WHAT IS REQUIRED. Find every line below that contains the word "koers" and copy it out.

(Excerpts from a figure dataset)
● ● ● ● ● ● ●
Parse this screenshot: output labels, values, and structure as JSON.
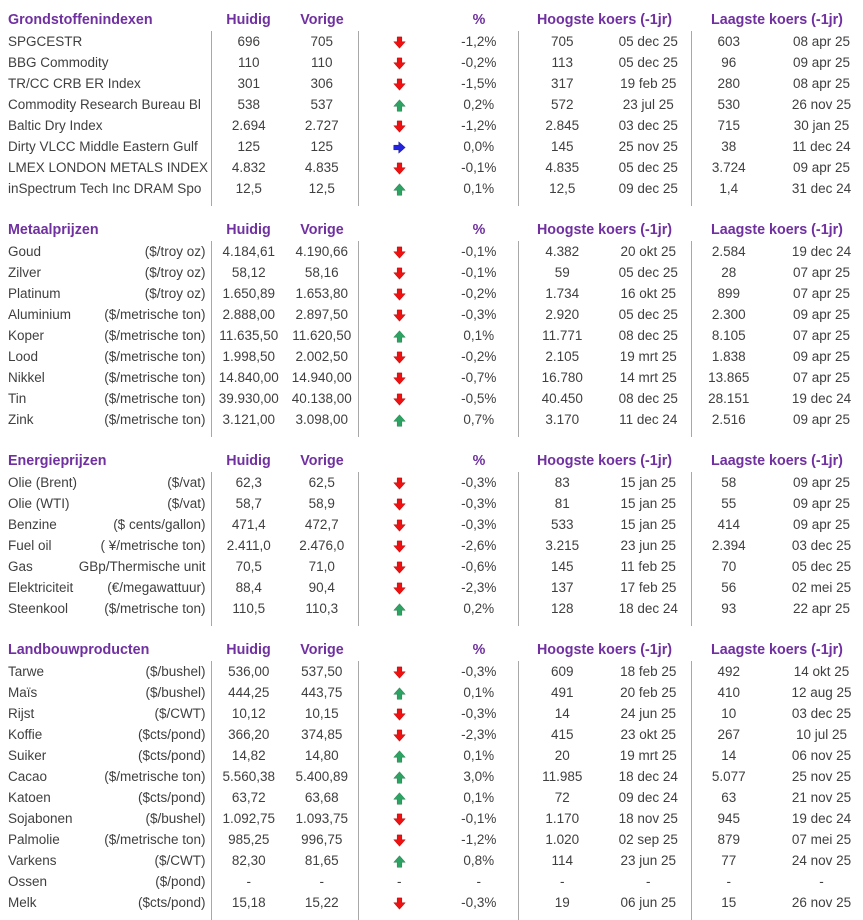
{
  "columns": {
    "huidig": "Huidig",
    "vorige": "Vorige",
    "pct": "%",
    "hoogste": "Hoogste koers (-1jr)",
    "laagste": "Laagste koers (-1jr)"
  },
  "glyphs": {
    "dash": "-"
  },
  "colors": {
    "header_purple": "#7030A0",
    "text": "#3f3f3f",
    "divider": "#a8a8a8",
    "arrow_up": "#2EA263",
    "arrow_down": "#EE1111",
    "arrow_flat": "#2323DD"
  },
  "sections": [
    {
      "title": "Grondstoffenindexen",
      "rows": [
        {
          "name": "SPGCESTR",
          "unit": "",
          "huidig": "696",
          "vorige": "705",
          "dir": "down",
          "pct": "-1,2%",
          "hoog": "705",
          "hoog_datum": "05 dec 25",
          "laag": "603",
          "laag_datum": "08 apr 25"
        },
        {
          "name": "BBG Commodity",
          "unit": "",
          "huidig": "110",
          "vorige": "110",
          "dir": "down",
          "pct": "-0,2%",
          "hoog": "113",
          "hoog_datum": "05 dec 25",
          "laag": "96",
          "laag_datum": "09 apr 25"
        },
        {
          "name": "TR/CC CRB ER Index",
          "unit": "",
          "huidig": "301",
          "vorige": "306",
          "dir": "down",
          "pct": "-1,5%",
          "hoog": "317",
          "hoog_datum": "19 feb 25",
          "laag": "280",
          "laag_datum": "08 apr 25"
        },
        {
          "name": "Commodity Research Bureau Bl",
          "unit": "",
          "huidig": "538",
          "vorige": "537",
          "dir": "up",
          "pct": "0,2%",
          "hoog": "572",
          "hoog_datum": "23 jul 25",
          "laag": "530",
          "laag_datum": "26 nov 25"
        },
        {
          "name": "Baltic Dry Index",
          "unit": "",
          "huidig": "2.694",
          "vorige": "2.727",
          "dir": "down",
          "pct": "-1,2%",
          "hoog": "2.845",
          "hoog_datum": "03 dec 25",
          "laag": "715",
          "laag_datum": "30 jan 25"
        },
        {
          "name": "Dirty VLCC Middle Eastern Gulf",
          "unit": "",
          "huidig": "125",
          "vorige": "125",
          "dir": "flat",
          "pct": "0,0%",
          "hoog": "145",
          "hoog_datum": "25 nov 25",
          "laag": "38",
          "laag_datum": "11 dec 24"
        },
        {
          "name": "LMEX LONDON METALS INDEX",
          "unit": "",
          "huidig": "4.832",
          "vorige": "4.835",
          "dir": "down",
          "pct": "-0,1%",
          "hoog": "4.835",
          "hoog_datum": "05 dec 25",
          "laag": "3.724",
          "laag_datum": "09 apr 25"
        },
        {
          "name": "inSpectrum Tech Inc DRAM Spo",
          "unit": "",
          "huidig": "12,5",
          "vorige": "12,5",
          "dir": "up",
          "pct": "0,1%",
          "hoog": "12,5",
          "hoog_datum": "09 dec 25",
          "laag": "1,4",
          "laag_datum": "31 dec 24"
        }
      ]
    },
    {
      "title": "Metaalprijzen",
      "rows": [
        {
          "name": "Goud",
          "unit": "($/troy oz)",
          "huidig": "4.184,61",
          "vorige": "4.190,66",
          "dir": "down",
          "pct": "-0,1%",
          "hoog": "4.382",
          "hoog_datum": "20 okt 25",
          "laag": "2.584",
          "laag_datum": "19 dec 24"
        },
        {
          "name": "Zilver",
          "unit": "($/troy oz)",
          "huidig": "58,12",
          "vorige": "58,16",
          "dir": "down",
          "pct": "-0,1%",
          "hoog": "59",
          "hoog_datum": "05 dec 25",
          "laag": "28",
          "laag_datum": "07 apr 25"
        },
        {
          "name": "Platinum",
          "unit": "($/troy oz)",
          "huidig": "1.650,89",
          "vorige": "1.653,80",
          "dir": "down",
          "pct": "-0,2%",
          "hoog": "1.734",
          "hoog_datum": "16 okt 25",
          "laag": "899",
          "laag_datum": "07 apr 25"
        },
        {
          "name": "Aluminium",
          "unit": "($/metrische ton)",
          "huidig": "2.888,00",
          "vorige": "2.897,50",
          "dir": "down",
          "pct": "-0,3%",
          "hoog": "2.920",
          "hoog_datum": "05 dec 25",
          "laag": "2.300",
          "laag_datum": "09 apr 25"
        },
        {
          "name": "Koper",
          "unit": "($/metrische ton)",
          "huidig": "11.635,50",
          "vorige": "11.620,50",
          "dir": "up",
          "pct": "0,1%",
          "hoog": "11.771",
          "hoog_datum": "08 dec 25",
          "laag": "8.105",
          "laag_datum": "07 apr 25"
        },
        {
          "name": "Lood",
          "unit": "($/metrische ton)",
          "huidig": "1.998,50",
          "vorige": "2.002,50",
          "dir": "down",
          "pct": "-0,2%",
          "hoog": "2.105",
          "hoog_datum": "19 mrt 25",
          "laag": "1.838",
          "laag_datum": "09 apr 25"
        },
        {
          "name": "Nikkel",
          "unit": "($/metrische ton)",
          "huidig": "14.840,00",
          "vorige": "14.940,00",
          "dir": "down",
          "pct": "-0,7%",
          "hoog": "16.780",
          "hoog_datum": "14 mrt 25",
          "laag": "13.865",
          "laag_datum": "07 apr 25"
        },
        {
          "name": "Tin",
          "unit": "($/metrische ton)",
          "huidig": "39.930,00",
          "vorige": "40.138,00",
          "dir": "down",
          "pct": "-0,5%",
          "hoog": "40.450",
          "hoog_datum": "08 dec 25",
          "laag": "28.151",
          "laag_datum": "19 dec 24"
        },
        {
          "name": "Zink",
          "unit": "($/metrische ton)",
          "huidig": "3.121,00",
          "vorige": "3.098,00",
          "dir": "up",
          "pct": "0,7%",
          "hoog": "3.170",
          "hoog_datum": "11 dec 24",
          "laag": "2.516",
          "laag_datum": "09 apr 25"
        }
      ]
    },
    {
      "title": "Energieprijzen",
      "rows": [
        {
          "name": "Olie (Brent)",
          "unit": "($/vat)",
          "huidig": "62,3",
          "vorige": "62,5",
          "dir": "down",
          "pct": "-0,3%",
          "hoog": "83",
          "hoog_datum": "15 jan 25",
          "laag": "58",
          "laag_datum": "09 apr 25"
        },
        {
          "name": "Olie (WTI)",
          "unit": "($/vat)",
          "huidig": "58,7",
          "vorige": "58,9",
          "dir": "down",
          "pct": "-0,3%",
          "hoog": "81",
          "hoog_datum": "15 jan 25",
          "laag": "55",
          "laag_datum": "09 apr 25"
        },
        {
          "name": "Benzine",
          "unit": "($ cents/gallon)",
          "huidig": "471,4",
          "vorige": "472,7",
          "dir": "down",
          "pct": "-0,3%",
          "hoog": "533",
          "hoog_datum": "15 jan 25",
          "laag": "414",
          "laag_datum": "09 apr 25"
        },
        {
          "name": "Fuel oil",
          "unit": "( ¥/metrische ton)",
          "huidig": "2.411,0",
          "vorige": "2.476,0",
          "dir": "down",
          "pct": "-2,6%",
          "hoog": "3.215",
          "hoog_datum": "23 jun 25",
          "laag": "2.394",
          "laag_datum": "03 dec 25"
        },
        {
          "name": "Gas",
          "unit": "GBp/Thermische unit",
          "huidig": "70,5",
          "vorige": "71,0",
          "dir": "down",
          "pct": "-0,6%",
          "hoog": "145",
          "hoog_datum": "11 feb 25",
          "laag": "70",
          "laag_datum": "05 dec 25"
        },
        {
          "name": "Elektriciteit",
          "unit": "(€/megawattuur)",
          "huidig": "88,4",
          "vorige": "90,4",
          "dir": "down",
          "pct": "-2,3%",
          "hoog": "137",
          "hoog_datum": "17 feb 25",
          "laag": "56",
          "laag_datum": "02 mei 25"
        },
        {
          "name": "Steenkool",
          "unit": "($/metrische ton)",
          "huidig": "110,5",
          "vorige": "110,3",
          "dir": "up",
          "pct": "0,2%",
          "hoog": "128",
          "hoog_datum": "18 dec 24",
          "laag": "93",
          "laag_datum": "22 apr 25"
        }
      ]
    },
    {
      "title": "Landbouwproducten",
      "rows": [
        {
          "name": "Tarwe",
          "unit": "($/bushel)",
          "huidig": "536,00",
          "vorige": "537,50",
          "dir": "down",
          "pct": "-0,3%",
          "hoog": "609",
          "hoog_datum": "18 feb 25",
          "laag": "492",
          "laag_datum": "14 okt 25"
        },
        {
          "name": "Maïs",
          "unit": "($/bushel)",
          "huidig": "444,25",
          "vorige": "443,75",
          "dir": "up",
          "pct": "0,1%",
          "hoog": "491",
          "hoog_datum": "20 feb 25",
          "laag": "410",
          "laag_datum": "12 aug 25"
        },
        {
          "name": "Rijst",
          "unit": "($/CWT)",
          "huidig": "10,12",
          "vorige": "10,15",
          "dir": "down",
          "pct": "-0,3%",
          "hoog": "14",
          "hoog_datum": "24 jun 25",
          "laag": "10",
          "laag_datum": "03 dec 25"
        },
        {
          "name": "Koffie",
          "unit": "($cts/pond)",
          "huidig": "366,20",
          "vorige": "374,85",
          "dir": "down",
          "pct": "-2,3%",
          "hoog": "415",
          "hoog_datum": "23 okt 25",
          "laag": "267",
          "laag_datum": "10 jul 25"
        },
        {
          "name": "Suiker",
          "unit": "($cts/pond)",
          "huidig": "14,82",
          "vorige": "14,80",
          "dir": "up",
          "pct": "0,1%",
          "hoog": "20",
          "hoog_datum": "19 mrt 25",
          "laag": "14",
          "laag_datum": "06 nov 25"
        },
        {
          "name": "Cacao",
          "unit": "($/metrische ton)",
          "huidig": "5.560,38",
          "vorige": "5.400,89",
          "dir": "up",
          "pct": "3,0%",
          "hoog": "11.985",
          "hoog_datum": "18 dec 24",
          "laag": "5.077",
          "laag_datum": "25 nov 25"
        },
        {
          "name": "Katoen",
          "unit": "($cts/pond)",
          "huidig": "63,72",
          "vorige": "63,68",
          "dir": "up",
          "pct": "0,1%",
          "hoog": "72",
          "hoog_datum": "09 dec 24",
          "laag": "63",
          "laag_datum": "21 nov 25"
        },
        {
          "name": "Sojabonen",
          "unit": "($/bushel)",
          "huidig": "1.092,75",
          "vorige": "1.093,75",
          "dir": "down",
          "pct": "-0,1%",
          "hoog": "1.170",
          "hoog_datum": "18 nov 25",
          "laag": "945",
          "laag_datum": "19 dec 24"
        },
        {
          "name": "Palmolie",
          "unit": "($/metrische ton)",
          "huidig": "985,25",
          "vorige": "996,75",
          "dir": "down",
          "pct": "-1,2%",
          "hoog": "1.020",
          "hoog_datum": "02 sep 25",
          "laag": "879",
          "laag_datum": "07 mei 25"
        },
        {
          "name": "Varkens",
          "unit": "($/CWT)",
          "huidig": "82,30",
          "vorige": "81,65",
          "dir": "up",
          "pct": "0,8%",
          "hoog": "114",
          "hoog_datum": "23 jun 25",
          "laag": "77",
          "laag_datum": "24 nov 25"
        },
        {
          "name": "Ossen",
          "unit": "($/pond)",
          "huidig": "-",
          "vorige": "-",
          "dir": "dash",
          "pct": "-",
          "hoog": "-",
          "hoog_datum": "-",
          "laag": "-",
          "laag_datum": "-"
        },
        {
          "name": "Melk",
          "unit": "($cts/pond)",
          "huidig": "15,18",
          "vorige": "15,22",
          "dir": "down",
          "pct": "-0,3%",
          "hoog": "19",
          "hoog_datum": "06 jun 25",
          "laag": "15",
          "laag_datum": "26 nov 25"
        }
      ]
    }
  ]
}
● ● ● ● ● ● ●
SOLUTION TO THIS PROBLEM.
    "hoogste": "Hoogste koers (-1jr)",
    "laagste": "Laagste koers (-1jr)"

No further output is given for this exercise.